- **Task to complete**:
A verbatim copy of the records is required, with all pictures left out.

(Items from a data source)
*-*-*
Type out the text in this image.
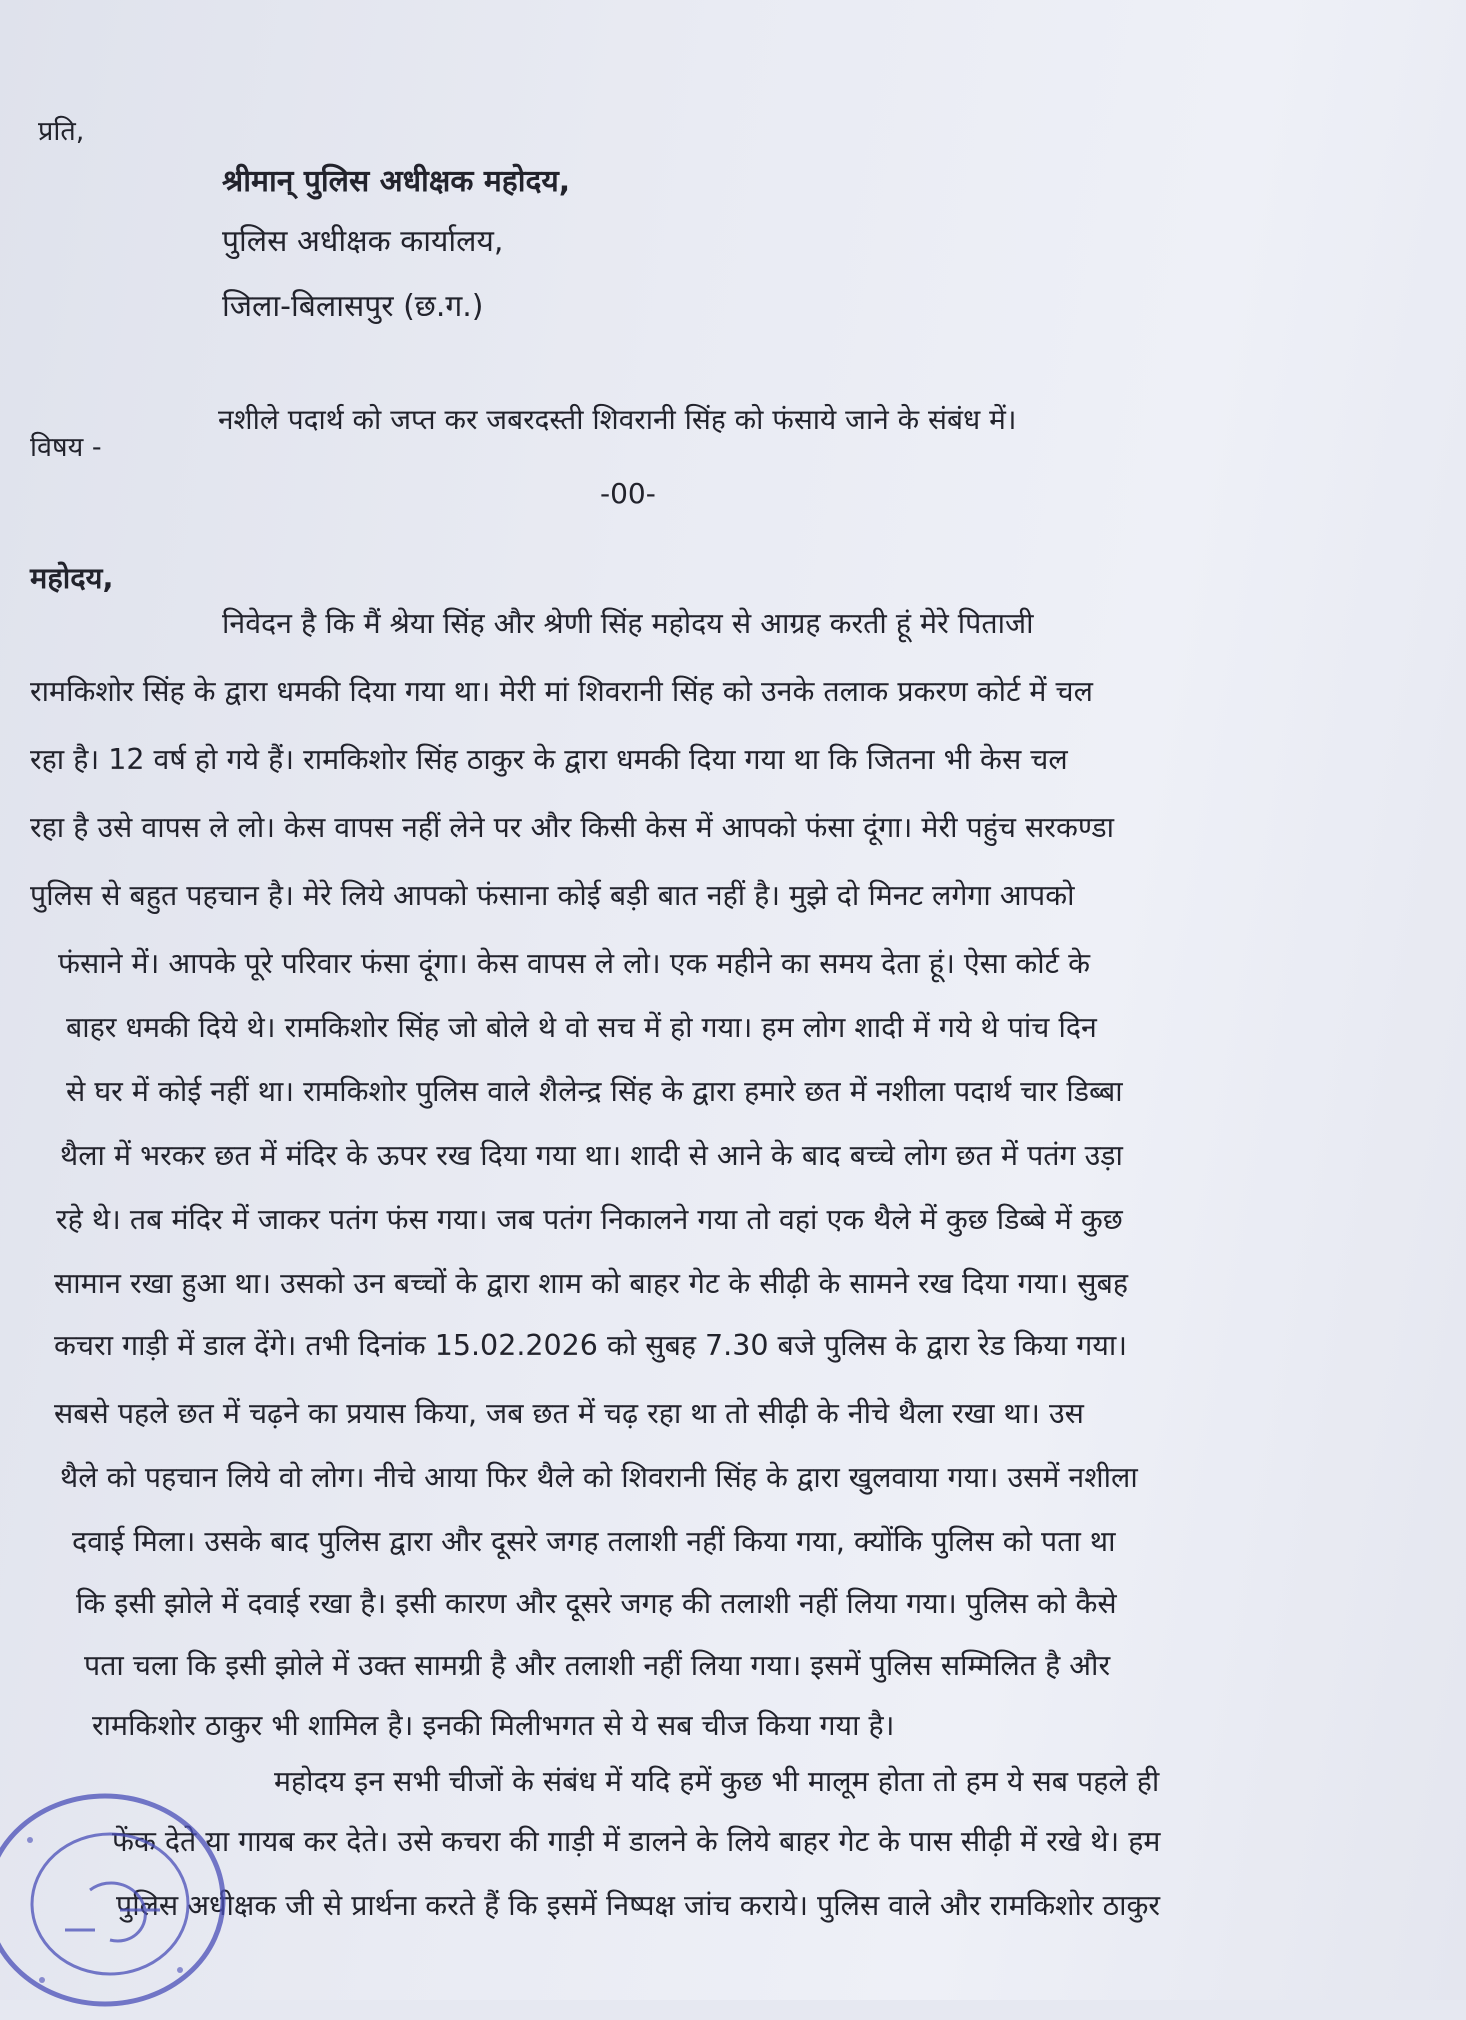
प्रति,
श्रीमान् पुलिस अधीक्षक महोदय,
पुलिस अधीक्षक कार्यालय,
जिला-बिलासपुर (छ.ग.)
विषय -
नशीले पदार्थ को जप्त कर जबरदस्ती शिवरानी सिंह को फंसाये जाने के संबंध में।
-00-
महोदय,
निवेदन है कि मैं श्रेया सिंह और श्रेणी सिंह महोदय से आग्रह करती हूं मेरे पिताजी
रामकिशोर सिंह के द्वारा धमकी दिया गया था। मेरी मां शिवरानी सिंह को उनके तलाक प्रकरण कोर्ट में चल
रहा है। 12 वर्ष हो गये हैं। रामकिशोर सिंह ठाकुर के द्वारा धमकी दिया गया था कि जितना भी केस चल
रहा है उसे वापस ले लो। केस वापस नहीं लेने पर और किसी केस में आपको फंसा दूंगा। मेरी पहुंच सरकण्डा
पुलिस से बहुत पहचान है। मेरे लिये आपको फंसाना कोई बड़ी बात नहीं है। मुझे दो मिनट लगेगा आपको
फंसाने में। आपके पूरे परिवार फंसा दूंगा। केस वापस ले लो। एक महीने का समय देता हूं। ऐसा कोर्ट के
बाहर धमकी दिये थे। रामकिशोर सिंह जो बोले थे वो सच में हो गया। हम लोग शादी में गये थे पांच दिन
से घर में कोई नहीं था। रामकिशोर पुलिस वाले शैलेन्द्र सिंह के द्वारा हमारे छत में नशीला पदार्थ चार डिब्बा
थैला में भरकर छत में मंदिर के ऊपर रख दिया गया था। शादी से आने के बाद बच्चे लोग छत में पतंग उड़ा
रहे थे। तब मंदिर में जाकर पतंग फंस गया। जब पतंग निकालने गया तो वहां एक थैले में कुछ डिब्बे में कुछ
सामान रखा हुआ था। उसको उन बच्चों के द्वारा शाम को बाहर गेट के सीढ़ी के सामने रख दिया गया। सुबह
कचरा गाड़ी में डाल देंगे। तभी दिनांक 15.02.2026 को सुबह 7.30 बजे पुलिस के द्वारा रेड किया गया।
सबसे पहले छत में चढ़ने का प्रयास किया, जब छत में चढ़ रहा था तो सीढ़ी के नीचे थैला रखा था। उस
थैले को पहचान लिये वो लोग। नीचे आया फिर थैले को शिवरानी सिंह के द्वारा खुलवाया गया। उसमें नशीला
दवाई मिला। उसके बाद पुलिस द्वारा और दूसरे जगह तलाशी नहीं किया गया, क्योंकि पुलिस को पता था
कि इसी झोले में दवाई रखा है। इसी कारण और दूसरे जगह की तलाशी नहीं लिया गया। पुलिस को कैसे
पता चला कि इसी झोले में उक्त सामग्री है और तलाशी नहीं लिया गया। इसमें पुलिस सम्मिलित है और
रामकिशोर ठाकुर भी शामिल है। इनकी मिलीभगत से ये सब चीज किया गया है।
महोदय इन सभी चीजों के संबंध में यदि हमें कुछ भी मालूम होता तो हम ये सब पहले ही
फेंक देते या गायब कर देते। उसे कचरा की गाड़ी में डालने के लिये बाहर गेट के पास सीढ़ी में रखे थे। हम
पुलिस अधीक्षक जी से प्रार्थना करते हैं कि इसमें निष्पक्ष जांच कराये। पुलिस वाले और रामकिशोर ठाकुर
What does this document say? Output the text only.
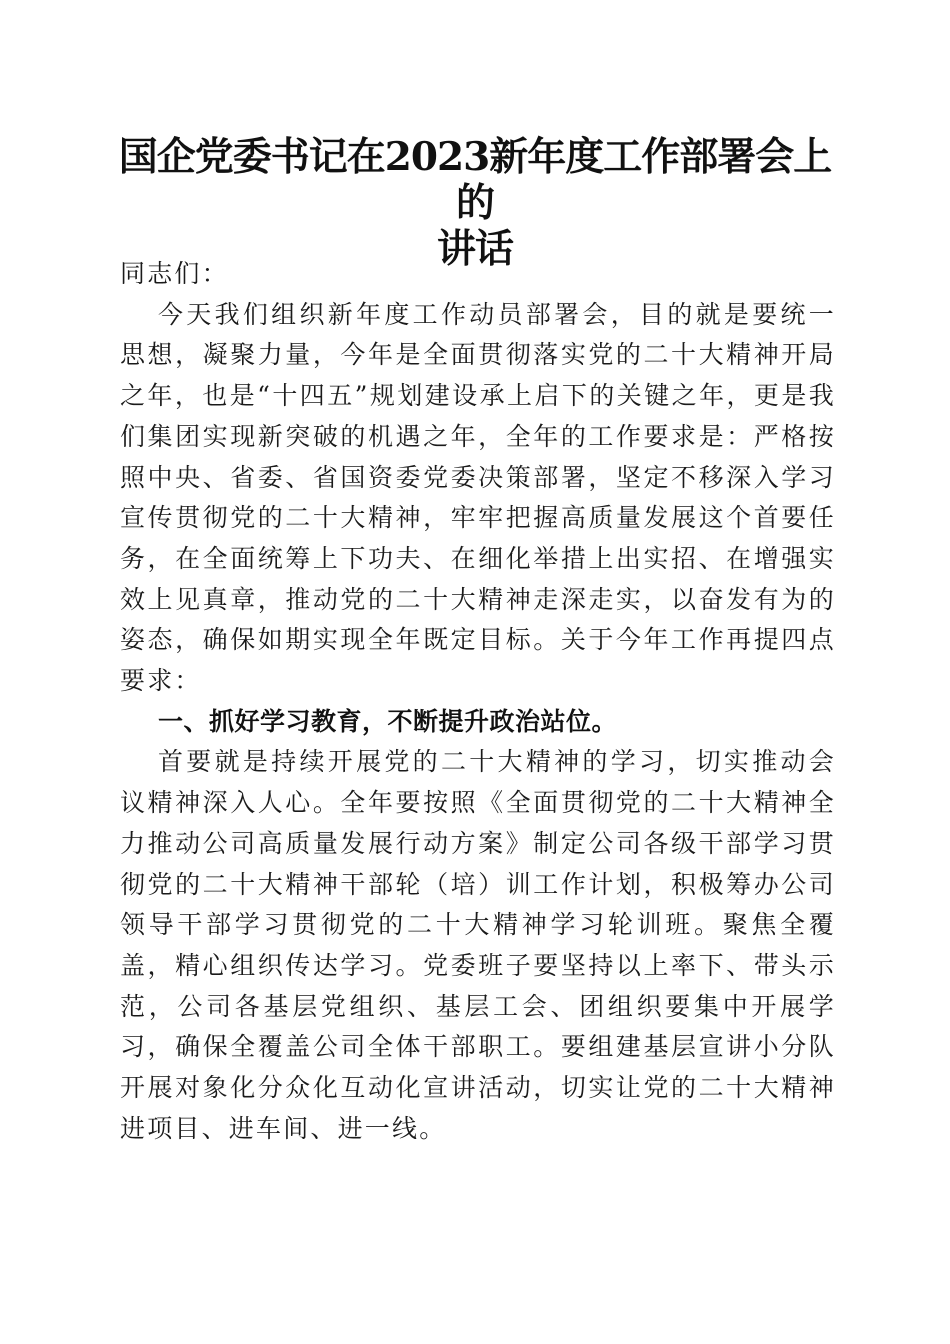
国企党委书记在2023新年度工作部署会上的
讲话

同志们：

今天我们组织新年度工作动员部署会，目的就是要统一思想，凝聚力量，今年是全面贯彻落实党的二十大精神开局之年，也是“十四五”规划建设承上启下的关键之年，更是我们集团实现新突破的机遇之年，全年的工作要求是：严格按照中央、省委、省国资委党委决策部署，坚定不移深入学习宣传贯彻党的二十大精神，牢牢把握高质量发展这个首要任务，在全面统筹上下功夫、在细化举措上出实招、在增强实效上见真章，推动党的二十大精神走深走实，以奋发有为的姿态，确保如期实现全年既定目标。关于今年工作再提四点要求：

一、抓好学习教育，不断提升政治站位。

首要就是持续开展党的二十大精神的学习，切实推动会议精神深入人心。全年要按照《全面贯彻党的二十大精神全力推动公司高质量发展行动方案》制定公司各级干部学习贯彻党的二十大精神干部轮（培）训工作计划，积极筹办公司领导干部学习贯彻党的二十大精神学习轮训班。聚焦全覆盖，精心组织传达学习。党委班子要坚持以上率下、带头示范，公司各基层党组织、基层工会、团组织要集中开展学习，确保全覆盖公司全体干部职工。要组建基层宣讲小分队开展对象化分众化互动化宣讲活动，切实让党的二十大精神进项目、进车间、进一线。
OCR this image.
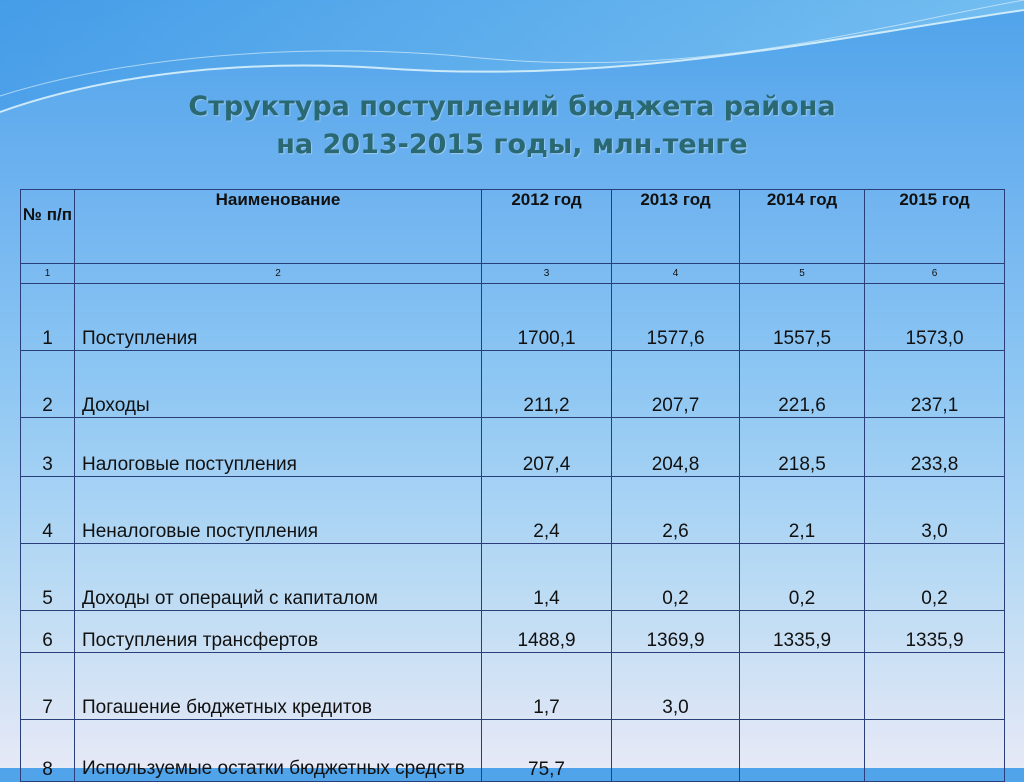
Структура поступлений бюджета района
на 2013-2015 годы, млн.тенге
№ п/п	Наименование	2012 год	2013 год	2014 год	2015 год
1	2	3	4	5	6
1	Поступления	1700,1	1577,6	1557,5	1573,0
2	Доходы	211,2	207,7	221,6	237,1
3	Налоговые поступления	207,4	204,8	218,5	233,8
4	Неналоговые поступления	2,4	2,6	2,1	3,0
5	Доходы от операций с капиталом	1,4	0,2	0,2	0,2
6	Поступления трансфертов	1488,9	1369,9	1335,9	1335,9
7	Погашение бюджетных кредитов	1,7	3,0		
8	Используемые остатки бюджетных средств	75,7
*-*-*
- **Correct answer**:
Type out the text in this image.
प्रति,
श्रीमान् पुलिस अधीक्षक महोदय,
पुलिस अधीक्षक कार्यालय,
जिला-बिलासपुर (छ.ग.)
विषय -
नशीले पदार्थ को जप्त कर जबरदस्ती शिवरानी सिंह को फंसाये जाने के संबंध में।
-00-
महोदय,
निवेदन है कि मैं श्रेया सिंह और श्रेणी सिंह महोदय से आग्रह करती हूं मेरे पिताजी
रामकिशोर सिंह के द्वारा धमकी दिया गया था। मेरी मां शिवरानी सिंह को उनके तलाक प्रकरण कोर्ट में चल
रहा है। 12 वर्ष हो गये हैं। रामकिशोर सिंह ठाकुर के द्वारा धमकी दिया गया था कि जितना भी केस चल
रहा है उसे वापस ले लो। केस वापस नहीं लेने पर और किसी केस में आपको फंसा दूंगा। मेरी पहुंच सरकण्डा
पुलिस से बहुत पहचान है। मेरे लिये आपको फंसाना कोई बड़ी बात नहीं है। मुझे दो मिनट लगेगा आपको
फंसाने में। आपके पूरे परिवार फंसा दूंगा। केस वापस ले लो। एक महीने का समय देता हूं। ऐसा कोर्ट के
बाहर धमकी दिये थे। रामकिशोर सिंह जो बोले थे वो सच में हो गया। हम लोग शादी में गये थे पांच दिन
से घर में कोई नहीं था। रामकिशोर पुलिस वाले शैलेन्द्र सिंह के द्वारा हमारे छत में नशीला पदार्थ चार डिब्बा
थैला में भरकर छत में मंदिर के ऊपर रख दिया गया था। शादी से आने के बाद बच्चे लोग छत में पतंग उड़ा
रहे थे। तब मंदिर में जाकर पतंग फंस गया। जब पतंग निकालने गया तो वहां एक थैले में कुछ डिब्बे में कुछ
सामान रखा हुआ था। उसको उन बच्चों के द्वारा शाम को बाहर गेट के सीढ़ी के सामने रख दिया गया। सुबह
कचरा गाड़ी में डाल देंगे। तभी दिनांक 15.02.2026 को सुबह 7.30 बजे पुलिस के द्वारा रेड किया गया।
सबसे पहले छत में चढ़ने का प्रयास किया, जब छत में चढ़ रहा था तो सीढ़ी के नीचे थैला रखा था। उस
थैले को पहचान लिये वो लोग। नीचे आया फिर थैले को शिवरानी सिंह के द्वारा खुलवाया गया। उसमें नशीला
दवाई मिला। उसके बाद पुलिस द्वारा और दूसरे जगह तलाशी नहीं किया गया, क्योंकि पुलिस को पता था
कि इसी झोले में दवाई रखा है। इसी कारण और दूसरे जगह की तलाशी नहीं लिया गया। पुलिस को कैसे
पता चला कि इसी झोले में उक्त सामग्री है और तलाशी नहीं लिया गया। इसमें पुलिस सम्मिलित है और
रामकिशोर ठाकुर भी शामिल है। इनकी मिलीभगत से ये सब चीज किया गया है।
महोदय इन सभी चीजों के संबंध में यदि हमें कुछ भी मालूम होता तो हम ये सब पहले ही
फेंक देते या गायब कर देते। उसे कचरा की गाड़ी में डालने के लिये बाहर गेट के पास सीढ़ी में रखे थे। हम
पुलिस अधीक्षक जी से प्रार्थना करते हैं कि इसमें निष्पक्ष जांच कराये। पुलिस वाले और रामकिशोर ठाकुर
What does this document say? Output the text only.
国企党委书记在2023新年度工作部署会上的
讲话

同志们：

今天我们组织新年度工作动员部署会，目的就是要统一思想，凝聚力量，今年是全面贯彻落实党的二十大精神开局之年，也是“十四五”规划建设承上启下的关键之年，更是我们集团实现新突破的机遇之年，全年的工作要求是：严格按照中央、省委、省国资委党委决策部署，坚定不移深入学习宣传贯彻党的二十大精神，牢牢把握高质量发展这个首要任务，在全面统筹上下功夫、在细化举措上出实招、在增强实效上见真章，推动党的二十大精神走深走实，以奋发有为的姿态，确保如期实现全年既定目标。关于今年工作再提四点要求：

一、抓好学习教育，不断提升政治站位。

首要就是持续开展党的二十大精神的学习，切实推动会议精神深入人心。全年要按照《全面贯彻党的二十大精神全力推动公司高质量发展行动方案》制定公司各级干部学习贯彻党的二十大精神干部轮（培）训工作计划，积极筹办公司领导干部学习贯彻党的二十大精神学习轮训班。聚焦全覆盖，精心组织传达学习。党委班子要坚持以上率下、带头示范，公司各基层党组织、基层工会、团组织要集中开展学习，确保全覆盖公司全体干部职工。要组建基层宣讲小分队开展对象化分众化互动化宣讲活动，切实让党的二十大精神进项目、进车间、进一线。
OCR this image.
Структура поступлений бюджета района
на 2013-2015 годы, млн.тенге
№ п/п	Наименование	2012 год	2013 год	2014 год	2015 год
1	2	3	4	5	6
1	Поступления	1700,1	1577,6	1557,5	1573,0
2	Доходы	211,2	207,7	221,6	237,1
3	Налоговые поступления	207,4	204,8	218,5	233,8
4	Неналоговые поступления	2,4	2,6	2,1	3,0
5	Доходы от операций с капиталом	1,4	0,2	0,2	0,2
6	Поступления трансфертов	1488,9	1369,9	1335,9	1335,9
7	Погашение бюджетных кредитов	1,7	3,0		
8	Используемые остатки бюджетных средств	75,7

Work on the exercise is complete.